==== Information shown

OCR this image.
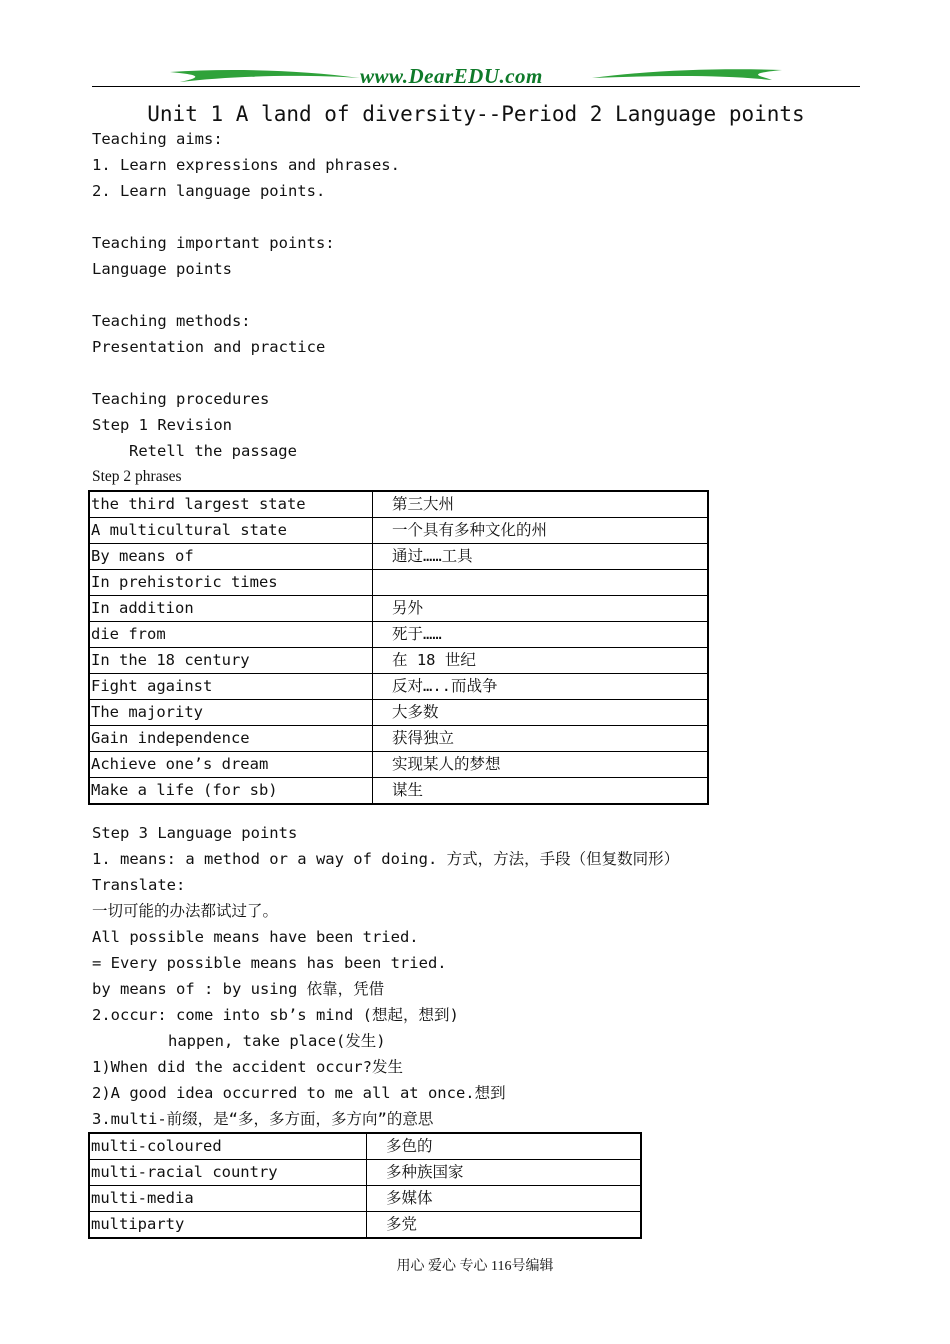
www.DearEDU.com
Unit 1 A land of diversity--Period 2 Language points
Teaching aims:
1. Learn expressions and phrases.
2. Learn language points.
Teaching important points:
Language points
Teaching methods:
Presentation and practice
Teaching procedures
Step 1 Revision
Retell the passage
Step 2 phrases
the third largest state	第三大州
A multicultural state	一个具有多种文化的州
By means of	通过……工具
In prehistoric times	
In addition	另外
die from	死于……
In the 18 century	在 18 世纪
Fight against	反对…..而战争
The majority	大多数
Gain independence	获得独立
Achieve one’s dream	实现某人的梦想
Make a life (for sb)	谋生
Step 3 Language points
1. means: a method or a way of doing. 方式，方法，手段（但复数同形）
Translate:
一切可能的办法都试过了。
All possible means have been tried.
= Every possible means has been tried.
by means of : by using 依靠，凭借
2.occur: come into sb’s mind (想起，想到)
happen, take place(发生)
1)When did the accident occur?发生
2)A good idea occurred to me all at once.想到
3.multi-前缀，是“多，多方面，多方向”的意思
multi-coloured	多色的
multi-racial country	多种族国家
multi-media	多媒体
multiparty	多党
用心 爱心 专心 116号编辑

========

▸ **The problem**: Leaving the pictures aside, transcribe the entire listing exactly.

▸ **The solution**:
OCR this image.
www.DearEDU.com
Unit 1 A land of diversity--Period 2 Language points
Teaching aims:
1. Learn expressions and phrases.
2. Learn language points.
Teaching important points:
Language points
Teaching methods:
Presentation and practice
Teaching procedures
Step 1 Revision
Retell the passage
Step 2 phrases
the third largest state	第三大州
A multicultural state	一个具有多种文化的州
By means of	通过……工具
In prehistoric times	
In addition	另外
die from	死于……
In the 18 century	在 18 世纪
Fight against	反对…..而战争
The majority	大多数
Gain independence	获得独立
Achieve one’s dream	实现某人的梦想
Make a life (for sb)	谋生
Step 3 Language points
1. means: a method or a way of doing. 方式，方法，手段（但复数同形）
Translate:
一切可能的办法都试过了。
All possible means have been tried.
= Every possible means has been tried.
by means of : by using 依靠，凭借
2.occur: come into sb’s mind (想起，想到)
happen, take place(发生)
1)When did the accident occur?发生
2)A good idea occurred to me all at once.想到
3.multi-前缀，是“多，多方面，多方向”的意思
multi-coloured	多色的
multi-racial country	多种族国家
multi-media	多媒体
multiparty	多党
用心 爱心 专心 116号编辑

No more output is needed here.